*GIVEN PROBLEM*:
Search the data below for the word "last" and copy each line that holds it.

----- DATA SHOWN -----

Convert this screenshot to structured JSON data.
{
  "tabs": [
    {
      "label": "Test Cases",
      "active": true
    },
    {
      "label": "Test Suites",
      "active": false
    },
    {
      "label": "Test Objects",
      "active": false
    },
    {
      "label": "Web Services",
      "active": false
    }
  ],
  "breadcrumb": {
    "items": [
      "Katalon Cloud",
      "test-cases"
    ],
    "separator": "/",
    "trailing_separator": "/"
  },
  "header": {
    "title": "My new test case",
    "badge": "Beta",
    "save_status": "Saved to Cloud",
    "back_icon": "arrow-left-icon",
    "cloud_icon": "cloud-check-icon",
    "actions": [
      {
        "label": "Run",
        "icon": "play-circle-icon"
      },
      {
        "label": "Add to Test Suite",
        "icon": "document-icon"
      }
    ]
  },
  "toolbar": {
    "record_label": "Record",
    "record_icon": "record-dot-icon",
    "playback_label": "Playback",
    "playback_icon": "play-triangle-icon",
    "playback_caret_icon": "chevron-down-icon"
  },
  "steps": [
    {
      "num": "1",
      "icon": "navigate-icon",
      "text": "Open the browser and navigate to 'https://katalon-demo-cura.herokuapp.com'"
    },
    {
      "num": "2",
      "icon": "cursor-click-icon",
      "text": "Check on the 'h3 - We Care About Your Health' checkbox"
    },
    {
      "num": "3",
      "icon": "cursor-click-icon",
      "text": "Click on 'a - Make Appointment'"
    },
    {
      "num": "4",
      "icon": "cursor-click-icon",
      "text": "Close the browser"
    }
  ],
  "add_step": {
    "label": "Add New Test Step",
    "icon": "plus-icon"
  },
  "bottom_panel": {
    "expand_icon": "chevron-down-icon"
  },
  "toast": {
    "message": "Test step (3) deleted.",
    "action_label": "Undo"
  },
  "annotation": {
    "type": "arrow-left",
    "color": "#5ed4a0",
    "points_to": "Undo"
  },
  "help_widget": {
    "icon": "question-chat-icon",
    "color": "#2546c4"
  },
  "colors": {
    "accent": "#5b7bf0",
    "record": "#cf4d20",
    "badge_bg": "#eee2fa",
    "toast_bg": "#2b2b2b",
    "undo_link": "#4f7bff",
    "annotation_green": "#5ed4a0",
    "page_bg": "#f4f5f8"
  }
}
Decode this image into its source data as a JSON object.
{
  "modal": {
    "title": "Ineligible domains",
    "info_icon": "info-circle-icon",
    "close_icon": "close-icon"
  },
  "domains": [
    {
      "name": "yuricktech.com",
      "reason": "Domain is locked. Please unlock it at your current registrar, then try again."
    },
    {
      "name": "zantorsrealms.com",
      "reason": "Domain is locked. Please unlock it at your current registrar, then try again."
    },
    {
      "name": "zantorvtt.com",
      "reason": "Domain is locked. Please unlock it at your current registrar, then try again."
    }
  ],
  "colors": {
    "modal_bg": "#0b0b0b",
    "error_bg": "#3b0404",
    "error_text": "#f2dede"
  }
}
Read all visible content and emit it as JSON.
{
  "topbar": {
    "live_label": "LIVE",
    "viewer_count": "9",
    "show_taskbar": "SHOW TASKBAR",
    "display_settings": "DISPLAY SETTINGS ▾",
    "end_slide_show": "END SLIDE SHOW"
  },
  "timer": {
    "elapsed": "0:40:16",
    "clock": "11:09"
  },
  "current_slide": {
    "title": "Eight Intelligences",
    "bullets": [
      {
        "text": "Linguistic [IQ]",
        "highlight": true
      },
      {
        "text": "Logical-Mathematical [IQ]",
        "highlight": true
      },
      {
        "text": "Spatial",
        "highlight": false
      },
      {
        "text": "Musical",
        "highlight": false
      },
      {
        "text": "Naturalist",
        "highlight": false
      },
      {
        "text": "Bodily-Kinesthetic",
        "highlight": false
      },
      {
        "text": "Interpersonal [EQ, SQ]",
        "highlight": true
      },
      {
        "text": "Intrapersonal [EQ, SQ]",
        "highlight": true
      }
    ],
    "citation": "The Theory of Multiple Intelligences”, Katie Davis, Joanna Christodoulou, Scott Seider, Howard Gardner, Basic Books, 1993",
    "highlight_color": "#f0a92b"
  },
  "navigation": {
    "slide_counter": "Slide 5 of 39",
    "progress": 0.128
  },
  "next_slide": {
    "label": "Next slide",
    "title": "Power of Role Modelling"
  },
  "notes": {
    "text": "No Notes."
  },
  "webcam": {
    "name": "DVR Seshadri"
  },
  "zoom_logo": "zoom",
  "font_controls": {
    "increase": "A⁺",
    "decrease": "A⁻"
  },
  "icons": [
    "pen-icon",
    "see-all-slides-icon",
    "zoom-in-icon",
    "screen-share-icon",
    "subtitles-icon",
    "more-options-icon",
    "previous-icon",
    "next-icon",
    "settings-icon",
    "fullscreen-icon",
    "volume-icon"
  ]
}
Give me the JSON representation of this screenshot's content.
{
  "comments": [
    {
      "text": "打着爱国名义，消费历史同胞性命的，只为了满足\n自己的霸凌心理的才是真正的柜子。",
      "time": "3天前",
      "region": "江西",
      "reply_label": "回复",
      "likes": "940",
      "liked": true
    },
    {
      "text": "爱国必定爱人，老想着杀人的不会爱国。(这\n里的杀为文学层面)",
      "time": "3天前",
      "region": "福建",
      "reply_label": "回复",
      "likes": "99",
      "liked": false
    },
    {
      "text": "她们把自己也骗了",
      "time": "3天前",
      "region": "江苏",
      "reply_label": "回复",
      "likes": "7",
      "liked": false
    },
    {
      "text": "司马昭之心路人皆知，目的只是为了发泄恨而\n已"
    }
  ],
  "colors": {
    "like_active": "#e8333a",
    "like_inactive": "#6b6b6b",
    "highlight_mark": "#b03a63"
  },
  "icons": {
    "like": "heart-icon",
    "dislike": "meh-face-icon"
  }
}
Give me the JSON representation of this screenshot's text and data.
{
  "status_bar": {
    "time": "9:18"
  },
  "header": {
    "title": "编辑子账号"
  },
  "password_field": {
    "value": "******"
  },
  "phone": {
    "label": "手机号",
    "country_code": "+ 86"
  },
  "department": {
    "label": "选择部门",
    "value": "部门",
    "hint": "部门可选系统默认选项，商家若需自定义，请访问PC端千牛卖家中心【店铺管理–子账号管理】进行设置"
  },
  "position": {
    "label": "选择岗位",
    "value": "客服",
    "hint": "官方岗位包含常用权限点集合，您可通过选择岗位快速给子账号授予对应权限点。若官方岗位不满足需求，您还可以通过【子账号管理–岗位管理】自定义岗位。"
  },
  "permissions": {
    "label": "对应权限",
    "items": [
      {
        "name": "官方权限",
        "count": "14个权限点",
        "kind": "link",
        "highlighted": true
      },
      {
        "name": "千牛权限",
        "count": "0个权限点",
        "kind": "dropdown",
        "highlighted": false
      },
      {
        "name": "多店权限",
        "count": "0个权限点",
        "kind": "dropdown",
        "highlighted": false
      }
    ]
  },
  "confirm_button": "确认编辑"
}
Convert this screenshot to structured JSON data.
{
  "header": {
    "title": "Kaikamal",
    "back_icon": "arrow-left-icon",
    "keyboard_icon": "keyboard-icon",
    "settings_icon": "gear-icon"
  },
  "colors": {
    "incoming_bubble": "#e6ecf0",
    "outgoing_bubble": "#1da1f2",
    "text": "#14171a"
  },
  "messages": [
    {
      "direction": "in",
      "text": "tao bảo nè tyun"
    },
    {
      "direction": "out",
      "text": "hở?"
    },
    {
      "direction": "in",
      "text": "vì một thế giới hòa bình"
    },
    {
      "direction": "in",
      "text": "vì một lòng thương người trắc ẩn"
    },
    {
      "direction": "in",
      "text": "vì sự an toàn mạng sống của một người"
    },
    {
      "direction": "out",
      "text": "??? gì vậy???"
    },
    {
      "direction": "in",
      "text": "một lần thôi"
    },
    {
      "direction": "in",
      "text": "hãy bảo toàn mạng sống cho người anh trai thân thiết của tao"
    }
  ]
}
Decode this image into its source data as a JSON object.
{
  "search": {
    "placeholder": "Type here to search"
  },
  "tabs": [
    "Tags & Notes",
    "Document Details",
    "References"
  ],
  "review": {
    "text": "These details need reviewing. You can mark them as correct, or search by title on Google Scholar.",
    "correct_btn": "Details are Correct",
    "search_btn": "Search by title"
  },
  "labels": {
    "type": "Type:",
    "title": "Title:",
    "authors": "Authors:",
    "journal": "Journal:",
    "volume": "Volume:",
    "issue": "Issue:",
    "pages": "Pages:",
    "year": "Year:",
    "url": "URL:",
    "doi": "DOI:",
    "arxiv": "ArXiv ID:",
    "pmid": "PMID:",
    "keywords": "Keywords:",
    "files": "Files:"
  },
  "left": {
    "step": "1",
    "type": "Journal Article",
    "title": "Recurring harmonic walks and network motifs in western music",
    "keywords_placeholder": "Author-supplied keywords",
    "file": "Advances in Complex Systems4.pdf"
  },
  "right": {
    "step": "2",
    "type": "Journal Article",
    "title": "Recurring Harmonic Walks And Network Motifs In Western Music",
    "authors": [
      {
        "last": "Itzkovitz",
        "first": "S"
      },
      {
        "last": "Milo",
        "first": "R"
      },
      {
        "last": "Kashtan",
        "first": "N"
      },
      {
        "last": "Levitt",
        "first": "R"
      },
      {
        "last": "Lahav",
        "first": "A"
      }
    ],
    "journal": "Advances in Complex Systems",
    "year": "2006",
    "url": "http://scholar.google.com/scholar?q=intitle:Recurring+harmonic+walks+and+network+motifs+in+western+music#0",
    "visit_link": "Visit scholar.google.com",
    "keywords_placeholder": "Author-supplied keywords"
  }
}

-----

*RESPONSE TO THE EXERCISE*:
        "last": "Itzkovitz",
        "last": "Milo",
        "last": "Kashtan",
        "last": "Levitt",
        "last": "Lahav",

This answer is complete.